_What needs to be done_: Lines containing the word "Organizations" should be extracted in full.

# Materials provided start

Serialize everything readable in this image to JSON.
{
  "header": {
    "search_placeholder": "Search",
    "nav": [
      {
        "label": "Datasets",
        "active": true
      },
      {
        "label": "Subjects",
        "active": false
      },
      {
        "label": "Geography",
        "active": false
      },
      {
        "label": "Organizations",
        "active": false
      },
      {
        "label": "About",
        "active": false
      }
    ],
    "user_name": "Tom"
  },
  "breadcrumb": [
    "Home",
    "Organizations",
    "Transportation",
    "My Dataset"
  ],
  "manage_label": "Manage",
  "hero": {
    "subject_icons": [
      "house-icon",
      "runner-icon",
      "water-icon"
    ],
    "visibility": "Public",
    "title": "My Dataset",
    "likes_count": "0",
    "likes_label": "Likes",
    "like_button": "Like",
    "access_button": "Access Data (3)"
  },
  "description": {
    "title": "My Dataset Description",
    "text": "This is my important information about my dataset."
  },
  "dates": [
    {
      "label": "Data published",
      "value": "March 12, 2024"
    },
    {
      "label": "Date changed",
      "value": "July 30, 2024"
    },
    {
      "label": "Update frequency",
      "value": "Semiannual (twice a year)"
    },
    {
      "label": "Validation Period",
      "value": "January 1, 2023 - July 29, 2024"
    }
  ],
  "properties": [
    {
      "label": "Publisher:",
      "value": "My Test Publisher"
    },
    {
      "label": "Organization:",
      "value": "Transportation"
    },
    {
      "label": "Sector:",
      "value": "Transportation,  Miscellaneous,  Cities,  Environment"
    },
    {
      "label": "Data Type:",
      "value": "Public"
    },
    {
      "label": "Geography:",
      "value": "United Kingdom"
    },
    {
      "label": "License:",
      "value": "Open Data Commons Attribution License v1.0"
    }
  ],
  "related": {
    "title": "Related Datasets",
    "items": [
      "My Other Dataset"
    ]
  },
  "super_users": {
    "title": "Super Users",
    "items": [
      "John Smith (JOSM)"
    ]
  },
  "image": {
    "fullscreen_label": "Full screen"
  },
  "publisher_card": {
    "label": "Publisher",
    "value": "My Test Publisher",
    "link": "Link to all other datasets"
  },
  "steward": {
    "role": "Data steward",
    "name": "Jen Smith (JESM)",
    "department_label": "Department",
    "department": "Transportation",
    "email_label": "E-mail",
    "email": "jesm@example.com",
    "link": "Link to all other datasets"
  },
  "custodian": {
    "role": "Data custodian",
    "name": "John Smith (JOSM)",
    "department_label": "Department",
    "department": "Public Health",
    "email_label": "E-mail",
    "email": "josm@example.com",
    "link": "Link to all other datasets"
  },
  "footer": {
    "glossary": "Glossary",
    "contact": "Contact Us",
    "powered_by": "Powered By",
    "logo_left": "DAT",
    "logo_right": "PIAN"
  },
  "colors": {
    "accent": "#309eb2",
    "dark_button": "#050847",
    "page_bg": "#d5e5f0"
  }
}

# Materials provided end

_Expected answer_:
        "label": "Organizations",
    "Organizations",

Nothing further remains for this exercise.